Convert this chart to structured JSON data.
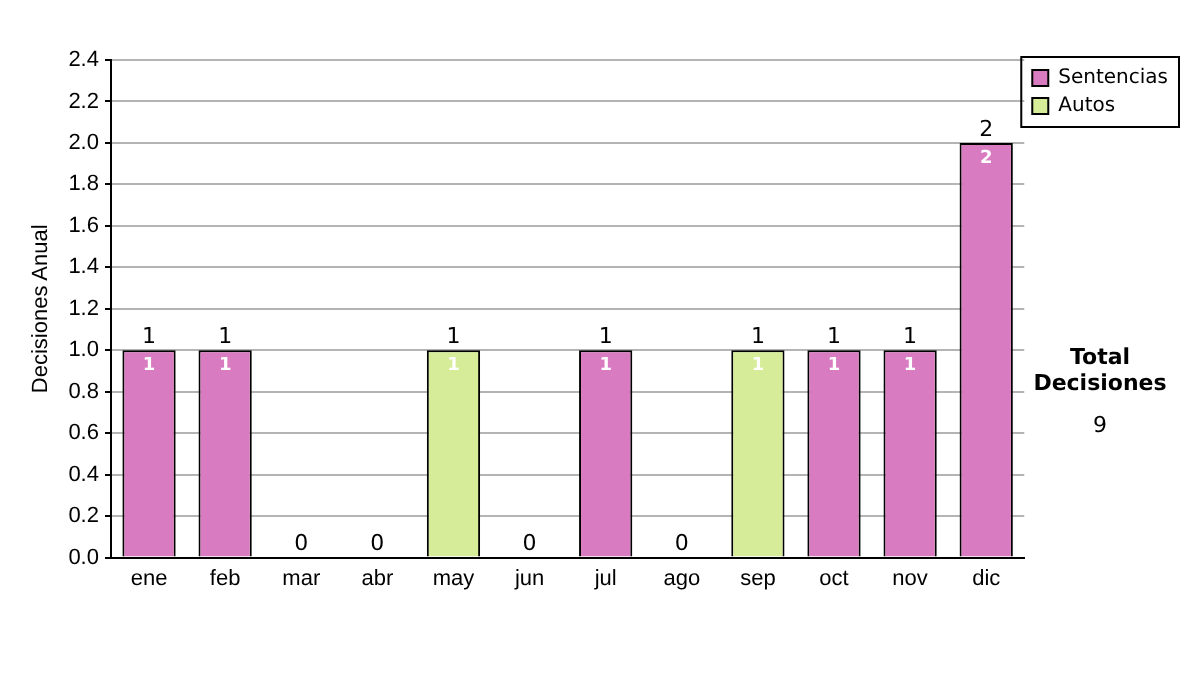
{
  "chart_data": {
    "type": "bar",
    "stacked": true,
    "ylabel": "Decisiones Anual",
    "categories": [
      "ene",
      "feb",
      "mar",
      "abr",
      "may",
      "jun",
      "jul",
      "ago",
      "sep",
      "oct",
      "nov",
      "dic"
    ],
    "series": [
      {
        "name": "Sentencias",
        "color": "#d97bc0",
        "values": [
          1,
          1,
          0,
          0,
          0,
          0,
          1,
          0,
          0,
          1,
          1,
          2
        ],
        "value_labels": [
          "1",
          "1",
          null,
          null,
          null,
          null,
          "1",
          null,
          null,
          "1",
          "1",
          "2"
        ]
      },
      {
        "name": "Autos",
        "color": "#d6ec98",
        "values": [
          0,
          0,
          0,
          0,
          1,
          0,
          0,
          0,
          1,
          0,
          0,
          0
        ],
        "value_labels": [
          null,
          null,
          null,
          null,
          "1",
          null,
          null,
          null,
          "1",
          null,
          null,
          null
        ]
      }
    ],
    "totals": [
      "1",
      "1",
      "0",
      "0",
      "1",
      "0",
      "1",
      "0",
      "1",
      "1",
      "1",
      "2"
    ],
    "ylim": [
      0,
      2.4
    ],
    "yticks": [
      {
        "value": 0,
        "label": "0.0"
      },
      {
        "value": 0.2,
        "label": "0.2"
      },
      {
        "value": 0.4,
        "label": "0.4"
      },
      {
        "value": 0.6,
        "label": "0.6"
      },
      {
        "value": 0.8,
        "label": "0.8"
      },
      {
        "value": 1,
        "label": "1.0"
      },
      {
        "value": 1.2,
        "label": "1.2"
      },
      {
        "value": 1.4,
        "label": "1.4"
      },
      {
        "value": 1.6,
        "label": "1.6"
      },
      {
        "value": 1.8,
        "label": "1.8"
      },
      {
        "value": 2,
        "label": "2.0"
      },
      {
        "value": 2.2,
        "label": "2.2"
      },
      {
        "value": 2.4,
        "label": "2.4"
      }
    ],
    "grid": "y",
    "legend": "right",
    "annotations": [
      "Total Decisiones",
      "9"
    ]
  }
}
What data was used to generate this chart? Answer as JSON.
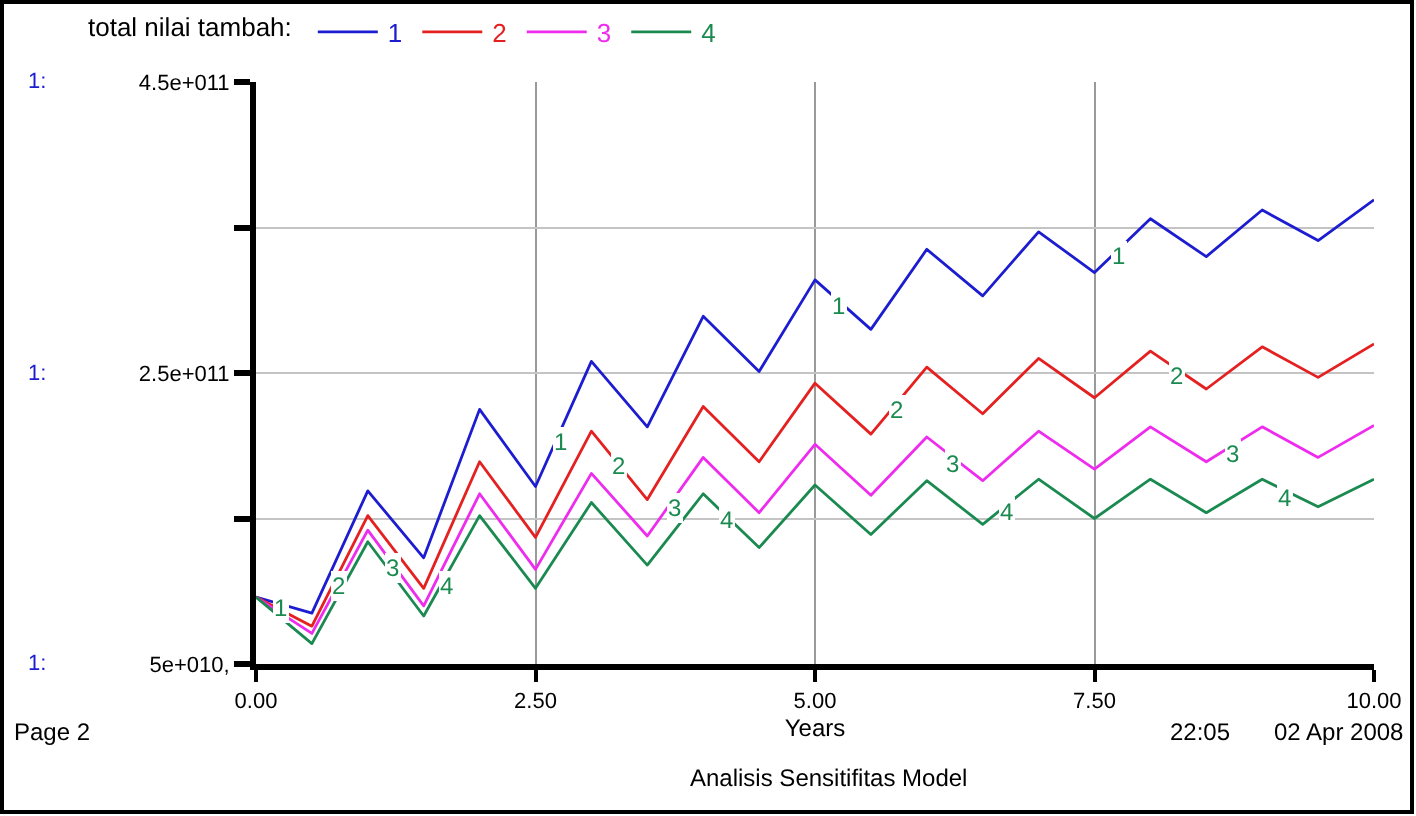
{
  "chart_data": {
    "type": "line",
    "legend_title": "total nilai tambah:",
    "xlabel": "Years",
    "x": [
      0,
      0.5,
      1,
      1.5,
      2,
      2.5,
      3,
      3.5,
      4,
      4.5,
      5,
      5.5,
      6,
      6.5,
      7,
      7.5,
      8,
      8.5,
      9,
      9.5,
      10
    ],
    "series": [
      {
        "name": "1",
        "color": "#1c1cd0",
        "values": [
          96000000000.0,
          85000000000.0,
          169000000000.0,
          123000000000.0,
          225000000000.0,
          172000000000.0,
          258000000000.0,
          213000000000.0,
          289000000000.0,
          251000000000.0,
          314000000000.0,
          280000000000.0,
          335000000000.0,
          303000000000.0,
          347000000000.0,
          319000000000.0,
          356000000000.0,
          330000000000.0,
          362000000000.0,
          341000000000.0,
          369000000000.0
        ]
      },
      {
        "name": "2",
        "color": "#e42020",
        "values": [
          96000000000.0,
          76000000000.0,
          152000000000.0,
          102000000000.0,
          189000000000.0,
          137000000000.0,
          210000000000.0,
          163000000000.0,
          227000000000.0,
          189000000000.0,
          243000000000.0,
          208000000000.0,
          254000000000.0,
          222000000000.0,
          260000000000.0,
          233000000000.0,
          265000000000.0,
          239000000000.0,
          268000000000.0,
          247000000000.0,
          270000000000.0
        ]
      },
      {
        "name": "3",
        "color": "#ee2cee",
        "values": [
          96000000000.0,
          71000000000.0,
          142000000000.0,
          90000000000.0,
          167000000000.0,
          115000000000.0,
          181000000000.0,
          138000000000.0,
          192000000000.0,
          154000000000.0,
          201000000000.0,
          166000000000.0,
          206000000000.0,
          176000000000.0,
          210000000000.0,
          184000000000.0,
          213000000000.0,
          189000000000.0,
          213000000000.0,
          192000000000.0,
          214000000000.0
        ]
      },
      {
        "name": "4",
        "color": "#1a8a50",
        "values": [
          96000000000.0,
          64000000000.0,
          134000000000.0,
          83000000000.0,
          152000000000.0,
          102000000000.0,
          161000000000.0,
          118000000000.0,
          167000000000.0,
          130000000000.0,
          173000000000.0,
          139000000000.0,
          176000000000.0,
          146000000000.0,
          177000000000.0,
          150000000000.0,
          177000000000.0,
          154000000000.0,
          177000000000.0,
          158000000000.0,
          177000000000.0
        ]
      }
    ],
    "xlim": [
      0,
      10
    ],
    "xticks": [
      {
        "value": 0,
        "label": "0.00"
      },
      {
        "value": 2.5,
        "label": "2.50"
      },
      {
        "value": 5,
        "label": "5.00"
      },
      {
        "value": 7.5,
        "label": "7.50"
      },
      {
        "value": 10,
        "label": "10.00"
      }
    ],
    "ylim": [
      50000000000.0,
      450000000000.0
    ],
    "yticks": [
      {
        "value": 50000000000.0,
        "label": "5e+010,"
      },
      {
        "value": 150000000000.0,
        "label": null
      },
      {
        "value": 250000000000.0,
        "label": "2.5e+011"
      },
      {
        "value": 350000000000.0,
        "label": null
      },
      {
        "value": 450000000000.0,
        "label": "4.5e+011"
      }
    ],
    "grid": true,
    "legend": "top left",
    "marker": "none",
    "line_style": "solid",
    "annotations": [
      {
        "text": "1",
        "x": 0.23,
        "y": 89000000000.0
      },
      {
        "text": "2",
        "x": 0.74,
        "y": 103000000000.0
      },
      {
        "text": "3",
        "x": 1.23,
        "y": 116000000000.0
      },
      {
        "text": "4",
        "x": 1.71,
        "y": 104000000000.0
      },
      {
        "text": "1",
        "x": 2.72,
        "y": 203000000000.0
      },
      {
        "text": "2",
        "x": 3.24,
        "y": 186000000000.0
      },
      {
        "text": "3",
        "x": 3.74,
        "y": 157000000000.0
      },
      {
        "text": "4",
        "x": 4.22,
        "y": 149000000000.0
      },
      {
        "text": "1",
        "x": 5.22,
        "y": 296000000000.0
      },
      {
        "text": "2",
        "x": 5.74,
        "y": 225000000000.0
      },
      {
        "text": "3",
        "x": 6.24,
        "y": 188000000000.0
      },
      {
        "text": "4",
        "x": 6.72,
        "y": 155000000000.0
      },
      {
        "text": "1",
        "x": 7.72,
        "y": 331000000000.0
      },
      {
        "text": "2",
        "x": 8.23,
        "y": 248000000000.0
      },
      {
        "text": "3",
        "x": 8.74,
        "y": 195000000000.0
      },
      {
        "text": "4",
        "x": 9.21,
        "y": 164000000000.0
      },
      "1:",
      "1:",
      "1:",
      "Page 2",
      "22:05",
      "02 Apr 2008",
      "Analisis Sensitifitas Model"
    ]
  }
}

○ ○ ○ ○

(Set task) From start to finish, output the listing exactly, but omit its pictures.

(Answer to the task)
Convert this chart to structured JSON data.
{
  "chart_data": {
    "type": "bar",
    "stacked": true,
    "ylabel": "Decisiones Anual",
    "categories": [
      "ene",
      "feb",
      "mar",
      "abr",
      "may",
      "jun",
      "jul",
      "ago",
      "sep",
      "oct",
      "nov",
      "dic"
    ],
    "series": [
      {
        "name": "Sentencias",
        "color": "#d97bc0",
        "values": [
          1,
          1,
          0,
          0,
          0,
          0,
          1,
          0,
          0,
          1,
          1,
          2
        ],
        "value_labels": [
          "1",
          "1",
          null,
          null,
          null,
          null,
          "1",
          null,
          null,
          "1",
          "1",
          "2"
        ]
      },
      {
        "name": "Autos",
        "color": "#d6ec98",
        "values": [
          0,
          0,
          0,
          0,
          1,
          0,
          0,
          0,
          1,
          0,
          0,
          0
        ],
        "value_labels": [
          null,
          null,
          null,
          null,
          "1",
          null,
          null,
          null,
          "1",
          null,
          null,
          null
        ]
      }
    ],
    "totals": [
      "1",
      "1",
      "0",
      "0",
      "1",
      "0",
      "1",
      "0",
      "1",
      "1",
      "1",
      "2"
    ],
    "ylim": [
      0,
      2.4
    ],
    "yticks": [
      {
        "value": 0,
        "label": "0.0"
      },
      {
        "value": 0.2,
        "label": "0.2"
      },
      {
        "value": 0.4,
        "label": "0.4"
      },
      {
        "value": 0.6,
        "label": "0.6"
      },
      {
        "value": 0.8,
        "label": "0.8"
      },
      {
        "value": 1,
        "label": "1.0"
      },
      {
        "value": 1.2,
        "label": "1.2"
      },
      {
        "value": 1.4,
        "label": "1.4"
      },
      {
        "value": 1.6,
        "label": "1.6"
      },
      {
        "value": 1.8,
        "label": "1.8"
      },
      {
        "value": 2,
        "label": "2.0"
      },
      {
        "value": 2.2,
        "label": "2.2"
      },
      {
        "value": 2.4,
        "label": "2.4"
      }
    ],
    "grid": "y",
    "legend": "right",
    "annotations": [
      "Total Decisiones",
      "9"
    ]
  }
}
What data was used to generate this chart? Answer as JSON.
{
  "chart_data": {
    "type": "line",
    "legend_title": "total nilai tambah:",
    "xlabel": "Years",
    "x": [
      0,
      0.5,
      1,
      1.5,
      2,
      2.5,
      3,
      3.5,
      4,
      4.5,
      5,
      5.5,
      6,
      6.5,
      7,
      7.5,
      8,
      8.5,
      9,
      9.5,
      10
    ],
    "series": [
      {
        "name": "1",
        "color": "#1c1cd0",
        "values": [
          96000000000.0,
          85000000000.0,
          169000000000.0,
          123000000000.0,
          225000000000.0,
          172000000000.0,
          258000000000.0,
          213000000000.0,
          289000000000.0,
          251000000000.0,
          314000000000.0,
          280000000000.0,
          335000000000.0,
          303000000000.0,
          347000000000.0,
          319000000000.0,
          356000000000.0,
          330000000000.0,
          362000000000.0,
          341000000000.0,
          369000000000.0
        ]
      },
      {
        "name": "2",
        "color": "#e42020",
        "values": [
          96000000000.0,
          76000000000.0,
          152000000000.0,
          102000000000.0,
          189000000000.0,
          137000000000.0,
          210000000000.0,
          163000000000.0,
          227000000000.0,
          189000000000.0,
          243000000000.0,
          208000000000.0,
          254000000000.0,
          222000000000.0,
          260000000000.0,
          233000000000.0,
          265000000000.0,
          239000000000.0,
          268000000000.0,
          247000000000.0,
          270000000000.0
        ]
      },
      {
        "name": "3",
        "color": "#ee2cee",
        "values": [
          96000000000.0,
          71000000000.0,
          142000000000.0,
          90000000000.0,
          167000000000.0,
          115000000000.0,
          181000000000.0,
          138000000000.0,
          192000000000.0,
          154000000000.0,
          201000000000.0,
          166000000000.0,
          206000000000.0,
          176000000000.0,
          210000000000.0,
          184000000000.0,
          213000000000.0,
          189000000000.0,
          213000000000.0,
          192000000000.0,
          214000000000.0
        ]
      },
      {
        "name": "4",
        "color": "#1a8a50",
        "values": [
          96000000000.0,
          64000000000.0,
          134000000000.0,
          83000000000.0,
          152000000000.0,
          102000000000.0,
          161000000000.0,
          118000000000.0,
          167000000000.0,
          130000000000.0,
          173000000000.0,
          139000000000.0,
          176000000000.0,
          146000000000.0,
          177000000000.0,
          150000000000.0,
          177000000000.0,
          154000000000.0,
          177000000000.0,
          158000000000.0,
          177000000000.0
        ]
      }
    ],
    "xlim": [
      0,
      10
    ],
    "xticks": [
      {
        "value": 0,
        "label": "0.00"
      },
      {
        "value": 2.5,
        "label": "2.50"
      },
      {
        "value": 5,
        "label": "5.00"
      },
      {
        "value": 7.5,
        "label": "7.50"
      },
      {
        "value": 10,
        "label": "10.00"
      }
    ],
    "ylim": [
      50000000000.0,
      450000000000.0
    ],
    "yticks": [
      {
        "value": 50000000000.0,
        "label": "5e+010,"
      },
      {
        "value": 150000000000.0,
        "label": null
      },
      {
        "value": 250000000000.0,
        "label": "2.5e+011"
      },
      {
        "value": 350000000000.0,
        "label": null
      },
      {
        "value": 450000000000.0,
        "label": "4.5e+011"
      }
    ],
    "grid": true,
    "legend": "top left",
    "marker": "none",
    "line_style": "solid",
    "annotations": [
      {
        "text": "1",
        "x": 0.23,
        "y": 89000000000.0
      },
      {
        "text": "2",
        "x": 0.74,
        "y": 103000000000.0
      },
      {
        "text": "3",
        "x": 1.23,
        "y": 116000000000.0
      },
      {
        "text": "4",
        "x": 1.71,
        "y": 104000000000.0
      },
      {
        "text": "1",
        "x": 2.72,
        "y": 203000000000.0
      },
      {
        "text": "2",
        "x": 3.24,
        "y": 186000000000.0
      },
      {
        "text": "3",
        "x": 3.74,
        "y": 157000000000.0
      },
      {
        "text": "4",
        "x": 4.22,
        "y": 149000000000.0
      },
      {
        "text": "1",
        "x": 5.22,
        "y": 296000000000.0
      },
      {
        "text": "2",
        "x": 5.74,
        "y": 225000000000.0
      },
      {
        "text": "3",
        "x": 6.24,
        "y": 188000000000.0
      },
      {
        "text": "4",
        "x": 6.72,
        "y": 155000000000.0
      },
      {
        "text": "1",
        "x": 7.72,
        "y": 331000000000.0
      },
      {
        "text": "2",
        "x": 8.23,
        "y": 248000000000.0
      },
      {
        "text": "3",
        "x": 8.74,
        "y": 195000000000.0
      },
      {
        "text": "4",
        "x": 9.21,
        "y": 164000000000.0
      },
      "1:",
      "1:",
      "1:",
      "Page 2",
      "22:05",
      "02 Apr 2008",
      "Analisis Sensitifitas Model"
    ]
  }
}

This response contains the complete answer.